_Requirement_.
Return the entries below verbatim. Pictures stay out.

— START —

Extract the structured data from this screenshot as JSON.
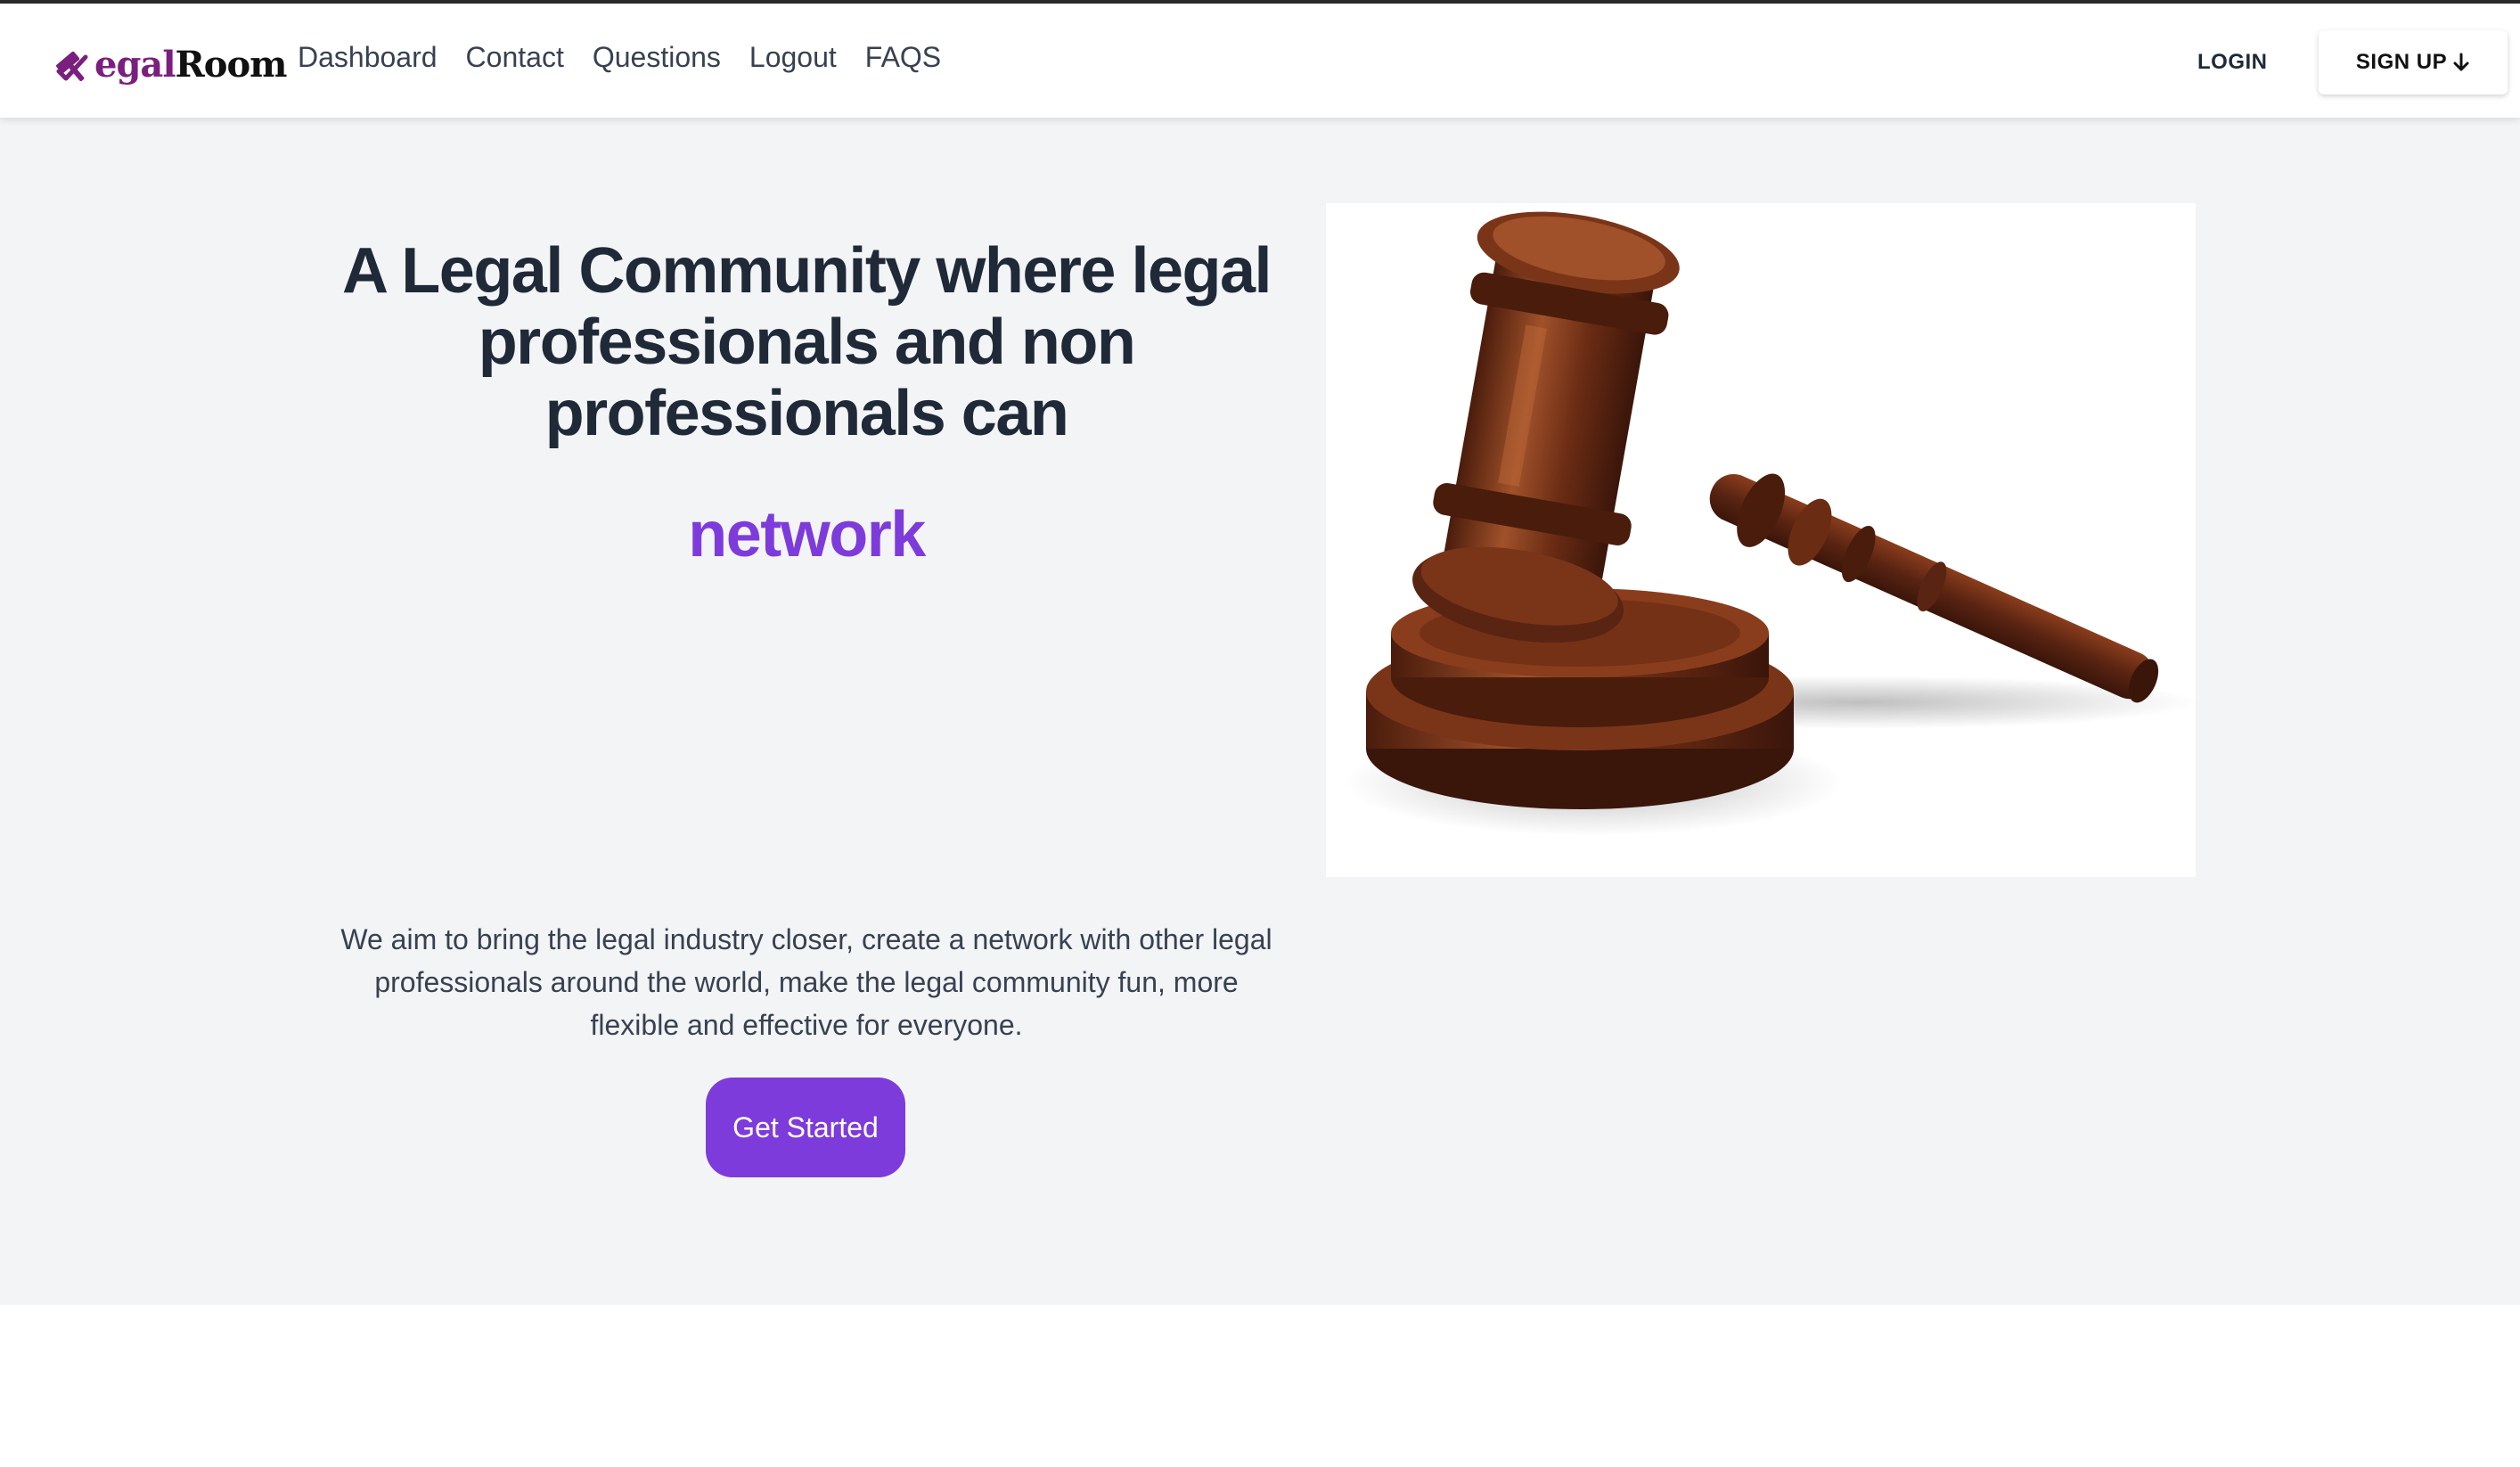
{
  "brand": {
    "name_prefix": "egal",
    "name_suffix": "Room"
  },
  "nav": {
    "items": [
      {
        "label": "Dashboard"
      },
      {
        "label": "Contact"
      },
      {
        "label": "Questions"
      },
      {
        "label": "Logout"
      },
      {
        "label": "FAQS"
      }
    ],
    "login_label": "LOGIN",
    "signup_label": "SIGN UP"
  },
  "hero": {
    "headline": "A Legal Community where legal professionals and non professionals can",
    "rotating_word": "network",
    "description": "We aim to bring the legal industry closer, create a network with other legal professionals around the world, make the legal community fun, more flexible and effective for everyone.",
    "cta_label": "Get Started"
  },
  "colors": {
    "accent": "#7e3bdb",
    "logo_accent": "#7b1f7f",
    "hero_background": "#f3f4f6",
    "text_dark": "#1f2937"
  },
  "icons": {
    "logo": "gavel-logo-icon",
    "signup": "arrow-down-icon",
    "hero_image": "gavel-image"
  }
}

— END —

_Problem solution_.
Extract the structured data from this screenshot as JSON.
{
  "brand": {
    "name_prefix": "egal",
    "name_suffix": "Room"
  },
  "nav": {
    "items": [
      {
        "label": "Dashboard"
      },
      {
        "label": "Contact"
      },
      {
        "label": "Questions"
      },
      {
        "label": "Logout"
      },
      {
        "label": "FAQS"
      }
    ],
    "login_label": "LOGIN",
    "signup_label": "SIGN UP"
  },
  "hero": {
    "headline": "A Legal Community where legal professionals and non professionals can",
    "rotating_word": "network",
    "description": "We aim to bring the legal industry closer, create a network with other legal professionals around the world, make the legal community fun, more flexible and effective for everyone.",
    "cta_label": "Get Started"
  },
  "colors": {
    "accent": "#7e3bdb",
    "logo_accent": "#7b1f7f",
    "hero_background": "#f3f4f6",
    "text_dark": "#1f2937"
  },
  "icons": {
    "logo": "gavel-logo-icon",
    "signup": "arrow-down-icon",
    "hero_image": "gavel-image"
  }
}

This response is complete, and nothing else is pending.